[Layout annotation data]

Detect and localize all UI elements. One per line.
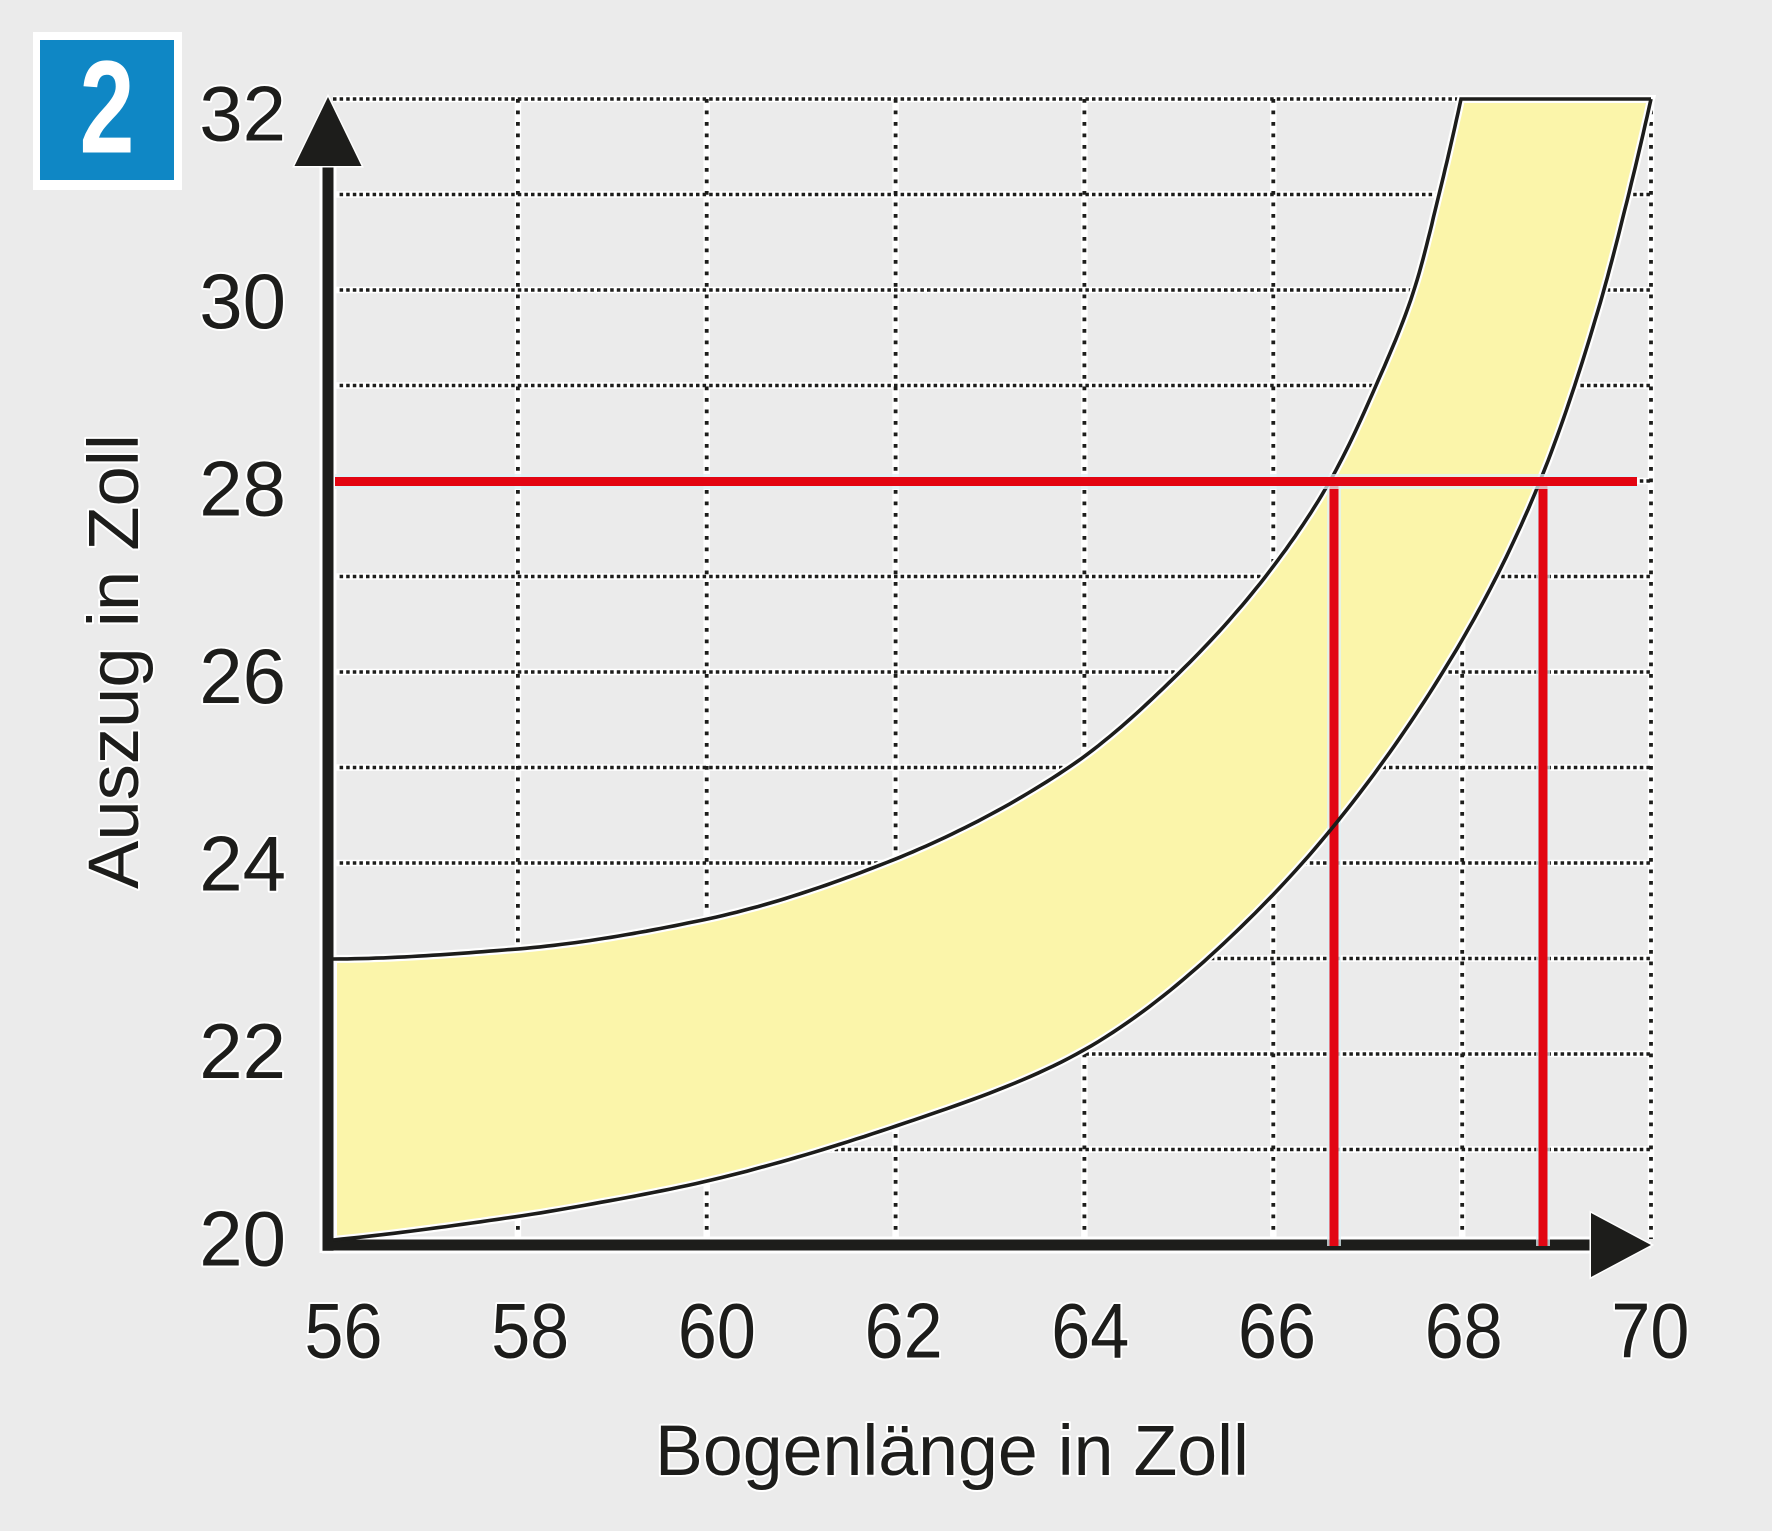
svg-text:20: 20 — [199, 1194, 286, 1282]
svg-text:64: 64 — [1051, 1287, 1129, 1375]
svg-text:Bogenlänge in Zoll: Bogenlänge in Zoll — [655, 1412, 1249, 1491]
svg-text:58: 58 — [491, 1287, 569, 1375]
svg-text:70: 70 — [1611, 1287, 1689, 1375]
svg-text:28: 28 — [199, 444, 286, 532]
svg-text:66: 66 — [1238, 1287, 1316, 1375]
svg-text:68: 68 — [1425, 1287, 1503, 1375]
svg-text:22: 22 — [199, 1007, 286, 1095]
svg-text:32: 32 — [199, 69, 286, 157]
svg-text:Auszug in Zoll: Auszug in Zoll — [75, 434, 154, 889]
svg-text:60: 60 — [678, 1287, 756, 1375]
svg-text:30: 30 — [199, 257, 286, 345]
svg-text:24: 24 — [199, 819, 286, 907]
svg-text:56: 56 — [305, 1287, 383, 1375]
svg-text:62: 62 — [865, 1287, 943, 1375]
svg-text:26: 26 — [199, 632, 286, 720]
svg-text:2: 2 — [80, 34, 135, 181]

---

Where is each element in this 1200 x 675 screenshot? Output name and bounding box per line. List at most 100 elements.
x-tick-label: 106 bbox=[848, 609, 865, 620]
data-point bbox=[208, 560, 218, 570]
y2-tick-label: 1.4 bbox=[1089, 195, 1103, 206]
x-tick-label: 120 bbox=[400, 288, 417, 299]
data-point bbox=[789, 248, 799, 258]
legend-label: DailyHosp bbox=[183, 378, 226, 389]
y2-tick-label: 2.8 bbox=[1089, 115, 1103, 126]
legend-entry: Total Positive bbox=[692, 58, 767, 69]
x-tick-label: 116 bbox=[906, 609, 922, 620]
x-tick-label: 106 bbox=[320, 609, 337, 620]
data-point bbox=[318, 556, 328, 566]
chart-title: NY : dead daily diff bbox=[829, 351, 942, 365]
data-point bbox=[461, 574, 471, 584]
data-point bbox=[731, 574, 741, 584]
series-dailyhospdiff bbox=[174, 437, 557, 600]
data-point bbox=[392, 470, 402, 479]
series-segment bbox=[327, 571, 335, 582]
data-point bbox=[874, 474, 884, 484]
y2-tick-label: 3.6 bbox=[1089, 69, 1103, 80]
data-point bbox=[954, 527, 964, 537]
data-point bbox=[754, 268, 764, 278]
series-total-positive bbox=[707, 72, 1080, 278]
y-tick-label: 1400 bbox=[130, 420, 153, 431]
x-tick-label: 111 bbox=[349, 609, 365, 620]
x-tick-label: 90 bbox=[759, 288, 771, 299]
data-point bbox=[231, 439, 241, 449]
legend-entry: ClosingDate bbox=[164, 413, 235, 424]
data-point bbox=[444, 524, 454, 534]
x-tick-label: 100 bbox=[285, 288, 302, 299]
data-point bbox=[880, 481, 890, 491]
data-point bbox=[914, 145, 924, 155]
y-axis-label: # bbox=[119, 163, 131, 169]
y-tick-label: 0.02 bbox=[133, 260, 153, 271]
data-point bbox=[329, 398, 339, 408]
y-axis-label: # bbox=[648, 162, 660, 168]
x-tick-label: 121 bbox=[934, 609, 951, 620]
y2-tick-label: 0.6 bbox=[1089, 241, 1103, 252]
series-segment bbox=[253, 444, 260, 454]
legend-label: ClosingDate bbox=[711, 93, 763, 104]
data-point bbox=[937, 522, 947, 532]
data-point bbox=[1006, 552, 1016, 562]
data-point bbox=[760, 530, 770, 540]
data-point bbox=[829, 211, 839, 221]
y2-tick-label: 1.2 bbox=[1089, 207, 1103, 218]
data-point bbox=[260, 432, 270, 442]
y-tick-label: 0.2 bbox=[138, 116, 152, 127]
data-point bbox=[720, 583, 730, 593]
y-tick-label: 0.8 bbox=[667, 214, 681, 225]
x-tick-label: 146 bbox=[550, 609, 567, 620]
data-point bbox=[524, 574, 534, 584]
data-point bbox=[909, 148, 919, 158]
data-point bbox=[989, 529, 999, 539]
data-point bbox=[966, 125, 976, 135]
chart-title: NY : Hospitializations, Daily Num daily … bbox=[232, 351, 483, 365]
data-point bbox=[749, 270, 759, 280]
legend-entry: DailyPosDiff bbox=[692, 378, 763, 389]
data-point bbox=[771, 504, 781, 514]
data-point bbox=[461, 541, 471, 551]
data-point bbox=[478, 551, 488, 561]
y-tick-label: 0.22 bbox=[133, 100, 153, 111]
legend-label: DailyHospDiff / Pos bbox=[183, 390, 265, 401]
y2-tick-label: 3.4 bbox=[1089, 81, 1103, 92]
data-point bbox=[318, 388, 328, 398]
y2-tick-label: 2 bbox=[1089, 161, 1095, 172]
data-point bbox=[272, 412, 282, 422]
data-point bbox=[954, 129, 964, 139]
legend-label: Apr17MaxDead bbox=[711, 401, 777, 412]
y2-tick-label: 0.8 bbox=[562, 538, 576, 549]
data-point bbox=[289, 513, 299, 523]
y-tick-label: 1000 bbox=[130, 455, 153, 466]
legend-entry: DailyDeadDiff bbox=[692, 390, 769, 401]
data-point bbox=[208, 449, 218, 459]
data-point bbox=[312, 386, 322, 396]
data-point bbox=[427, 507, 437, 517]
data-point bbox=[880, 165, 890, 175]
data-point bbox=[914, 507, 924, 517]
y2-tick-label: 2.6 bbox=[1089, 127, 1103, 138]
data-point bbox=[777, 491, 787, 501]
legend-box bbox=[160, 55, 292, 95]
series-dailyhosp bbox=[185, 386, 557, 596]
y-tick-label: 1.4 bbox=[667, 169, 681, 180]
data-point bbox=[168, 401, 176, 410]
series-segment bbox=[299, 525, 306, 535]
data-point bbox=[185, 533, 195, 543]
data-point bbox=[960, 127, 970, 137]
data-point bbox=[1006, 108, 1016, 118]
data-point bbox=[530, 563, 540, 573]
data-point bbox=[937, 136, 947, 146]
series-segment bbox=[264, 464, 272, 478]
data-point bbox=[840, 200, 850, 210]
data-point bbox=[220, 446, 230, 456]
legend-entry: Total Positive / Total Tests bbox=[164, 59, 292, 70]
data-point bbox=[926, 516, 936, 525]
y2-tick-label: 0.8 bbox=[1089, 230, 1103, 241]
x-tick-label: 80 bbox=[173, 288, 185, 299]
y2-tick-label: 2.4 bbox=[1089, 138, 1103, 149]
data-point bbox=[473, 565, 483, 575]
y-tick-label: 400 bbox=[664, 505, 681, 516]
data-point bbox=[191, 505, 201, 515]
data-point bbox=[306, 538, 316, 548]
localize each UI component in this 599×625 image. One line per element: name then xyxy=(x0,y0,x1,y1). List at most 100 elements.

==

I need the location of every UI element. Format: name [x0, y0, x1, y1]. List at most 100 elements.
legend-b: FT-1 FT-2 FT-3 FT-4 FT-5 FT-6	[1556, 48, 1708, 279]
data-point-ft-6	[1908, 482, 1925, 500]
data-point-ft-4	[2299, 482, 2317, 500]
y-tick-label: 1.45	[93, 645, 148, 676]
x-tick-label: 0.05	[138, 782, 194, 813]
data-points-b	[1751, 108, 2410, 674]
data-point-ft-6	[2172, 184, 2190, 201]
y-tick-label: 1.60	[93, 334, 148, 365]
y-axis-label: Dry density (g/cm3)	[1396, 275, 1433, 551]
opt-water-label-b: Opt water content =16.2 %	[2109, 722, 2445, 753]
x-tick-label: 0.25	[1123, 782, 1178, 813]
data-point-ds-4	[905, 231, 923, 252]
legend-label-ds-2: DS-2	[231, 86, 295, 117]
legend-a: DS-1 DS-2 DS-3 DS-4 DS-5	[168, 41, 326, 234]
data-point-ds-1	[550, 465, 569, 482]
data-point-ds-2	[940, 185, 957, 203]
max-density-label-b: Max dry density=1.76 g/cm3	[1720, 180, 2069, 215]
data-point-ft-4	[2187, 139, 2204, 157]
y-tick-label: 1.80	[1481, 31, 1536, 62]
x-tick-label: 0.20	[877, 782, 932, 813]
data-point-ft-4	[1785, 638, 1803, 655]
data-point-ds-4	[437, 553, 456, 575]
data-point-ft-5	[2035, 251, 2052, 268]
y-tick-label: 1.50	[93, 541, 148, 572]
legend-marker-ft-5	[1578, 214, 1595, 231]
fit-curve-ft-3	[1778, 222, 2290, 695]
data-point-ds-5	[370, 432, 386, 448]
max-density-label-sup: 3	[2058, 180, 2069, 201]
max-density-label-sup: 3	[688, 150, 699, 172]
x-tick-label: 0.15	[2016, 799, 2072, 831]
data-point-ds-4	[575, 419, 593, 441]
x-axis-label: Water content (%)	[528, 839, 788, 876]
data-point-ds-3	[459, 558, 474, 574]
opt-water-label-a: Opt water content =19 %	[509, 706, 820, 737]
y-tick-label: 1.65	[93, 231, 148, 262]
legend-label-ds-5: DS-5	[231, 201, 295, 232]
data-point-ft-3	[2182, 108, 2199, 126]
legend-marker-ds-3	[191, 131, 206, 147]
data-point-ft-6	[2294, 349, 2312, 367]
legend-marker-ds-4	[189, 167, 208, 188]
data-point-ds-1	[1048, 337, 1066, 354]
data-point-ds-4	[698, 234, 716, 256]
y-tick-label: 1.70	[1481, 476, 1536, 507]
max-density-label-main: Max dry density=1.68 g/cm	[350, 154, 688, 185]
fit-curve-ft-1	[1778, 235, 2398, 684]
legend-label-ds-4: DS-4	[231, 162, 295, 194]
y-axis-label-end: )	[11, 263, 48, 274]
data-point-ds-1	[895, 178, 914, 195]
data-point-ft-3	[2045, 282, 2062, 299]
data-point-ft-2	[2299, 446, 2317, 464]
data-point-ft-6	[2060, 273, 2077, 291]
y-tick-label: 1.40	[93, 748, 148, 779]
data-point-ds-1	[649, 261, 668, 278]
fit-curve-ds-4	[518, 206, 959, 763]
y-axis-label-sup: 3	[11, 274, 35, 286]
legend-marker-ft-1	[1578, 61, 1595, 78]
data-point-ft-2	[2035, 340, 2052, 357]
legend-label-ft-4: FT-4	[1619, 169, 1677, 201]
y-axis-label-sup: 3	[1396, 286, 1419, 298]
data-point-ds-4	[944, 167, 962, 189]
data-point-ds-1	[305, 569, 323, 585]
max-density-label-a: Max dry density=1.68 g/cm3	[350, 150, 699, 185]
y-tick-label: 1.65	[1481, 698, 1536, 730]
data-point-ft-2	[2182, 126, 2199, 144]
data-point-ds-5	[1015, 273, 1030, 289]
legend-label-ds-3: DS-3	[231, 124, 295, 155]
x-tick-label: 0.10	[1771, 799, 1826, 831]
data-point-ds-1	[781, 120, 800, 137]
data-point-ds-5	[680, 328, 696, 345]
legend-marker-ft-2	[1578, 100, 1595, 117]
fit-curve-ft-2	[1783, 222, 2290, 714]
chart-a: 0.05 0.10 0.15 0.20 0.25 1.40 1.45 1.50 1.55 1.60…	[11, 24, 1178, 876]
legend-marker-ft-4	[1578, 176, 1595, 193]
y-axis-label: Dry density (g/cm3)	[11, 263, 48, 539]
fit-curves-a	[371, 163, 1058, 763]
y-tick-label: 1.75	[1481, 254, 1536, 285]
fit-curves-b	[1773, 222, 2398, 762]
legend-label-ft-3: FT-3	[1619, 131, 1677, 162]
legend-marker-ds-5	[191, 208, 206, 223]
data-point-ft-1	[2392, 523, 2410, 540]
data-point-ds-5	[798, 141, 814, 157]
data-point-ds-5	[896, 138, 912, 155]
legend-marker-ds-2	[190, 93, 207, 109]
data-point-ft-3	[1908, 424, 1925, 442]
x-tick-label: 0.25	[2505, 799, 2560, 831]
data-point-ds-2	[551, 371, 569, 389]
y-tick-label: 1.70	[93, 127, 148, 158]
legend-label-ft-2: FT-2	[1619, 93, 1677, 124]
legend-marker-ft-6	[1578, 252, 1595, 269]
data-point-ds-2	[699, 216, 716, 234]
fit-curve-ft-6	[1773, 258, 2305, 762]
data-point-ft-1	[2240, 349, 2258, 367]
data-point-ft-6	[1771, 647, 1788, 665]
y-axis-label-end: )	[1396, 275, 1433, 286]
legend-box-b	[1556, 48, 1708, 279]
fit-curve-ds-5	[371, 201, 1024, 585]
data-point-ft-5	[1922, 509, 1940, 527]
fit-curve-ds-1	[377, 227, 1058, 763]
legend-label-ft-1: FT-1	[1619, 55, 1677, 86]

**What the task asks:**
Copy the listing lines from the line with "svg-text:20: 20 — [199, 1194, 286, 1282]" up to and including the line with "svg-text:Auszug in Zoll: Auszug", swapping "Zoll" for "Zentimeter" and leaving all else unchanged. Give back only those lines.

**Answer for this exercise:**
svg-text:20: 20 — [199, 1194, 286, 1282]
svg-text:64: 64 — [1051, 1287, 1129, 1375]
svg-text:Bogenlänge in Zentimeter: Bogenlänge in Zentimeter — [655, 1412, 1249, 1491]
svg-text:58: 58 — [491, 1287, 569, 1375]
svg-text:70: 70 — [1611, 1287, 1689, 1375]
svg-text:28: 28 — [199, 444, 286, 532]
svg-text:66: 66 — [1238, 1287, 1316, 1375]
svg-text:68: 68 — [1425, 1287, 1503, 1375]
svg-text:22: 22 — [199, 1007, 286, 1095]
svg-text:32: 32 — [199, 69, 286, 157]
svg-text:Auszug in Zentimeter: Auszug in Zentimeter — [75, 434, 154, 889]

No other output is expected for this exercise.